→ LISTED RECORDS:
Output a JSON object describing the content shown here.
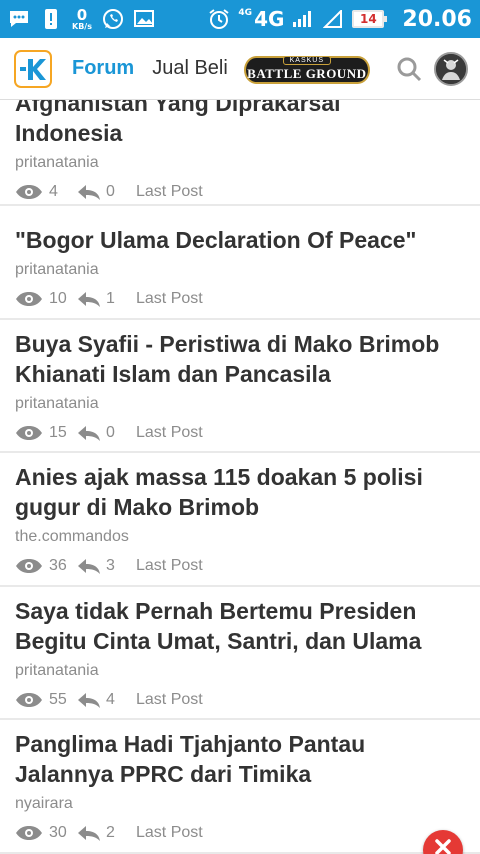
{
  "status_bar": {
    "speed_value": "0",
    "speed_unit": "KB/s",
    "network_small": "4G",
    "network_big": "4G",
    "battery": "14",
    "time": "20.06",
    "icons": [
      "chat-icon",
      "alert-icon",
      "whatsapp-icon",
      "gallery-icon",
      "alarm-icon",
      "signal-icon"
    ]
  },
  "header": {
    "logo_icon": "kaskus-logo-icon",
    "tab_forum": "Forum",
    "tab_jual_beli": "Jual Beli",
    "battleground_top": "KASKUS",
    "battleground_main": "BATTLE GROUND",
    "search_icon": "search-icon",
    "avatar_icon": "user-avatar",
    "accent_color": "#1a96d6"
  },
  "threads": [
    {
      "title_line1": "Afghanistan Yang Diprakarsai",
      "title_line2": "Indonesia",
      "author": "pritanatania",
      "views": "4",
      "replies": "0",
      "last_post": "Last Post"
    },
    {
      "title_line1": "\"Bogor Ulama Declaration Of Peace\"",
      "title_line2": "",
      "author": "pritanatania",
      "views": "10",
      "replies": "1",
      "last_post": "Last Post"
    },
    {
      "title_line1": "Buya Syafii - Peristiwa di Mako Brimob",
      "title_line2": "Khianati Islam dan Pancasila",
      "author": "pritanatania",
      "views": "15",
      "replies": "0",
      "last_post": "Last Post"
    },
    {
      "title_line1": "Anies ajak massa 115 doakan 5 polisi",
      "title_line2": "gugur di Mako Brimob",
      "author": "the.commandos",
      "views": "36",
      "replies": "3",
      "last_post": "Last Post"
    },
    {
      "title_line1": "Saya tidak Pernah Bertemu Presiden",
      "title_line2": "Begitu Cinta Umat, Santri, dan Ulama",
      "author": "pritanatania",
      "views": "55",
      "replies": "4",
      "last_post": "Last Post"
    },
    {
      "title_line1": "Panglima Hadi Tjahjanto Pantau",
      "title_line2": "Jalannya PPRC dari Timika",
      "author": "nyairara",
      "views": "30",
      "replies": "2",
      "last_post": "Last Post"
    }
  ],
  "close_button_color": "#e53935"
}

→ TASK TO CARRY OUT: Copy all lines from the material that hold "Brimob".

→ RESPONSE FOR THIS EXERCISE:
      "title_line1": "Buya Syafii - Peristiwa di Mako Brimob",
      "title_line2": "gugur di Mako Brimob",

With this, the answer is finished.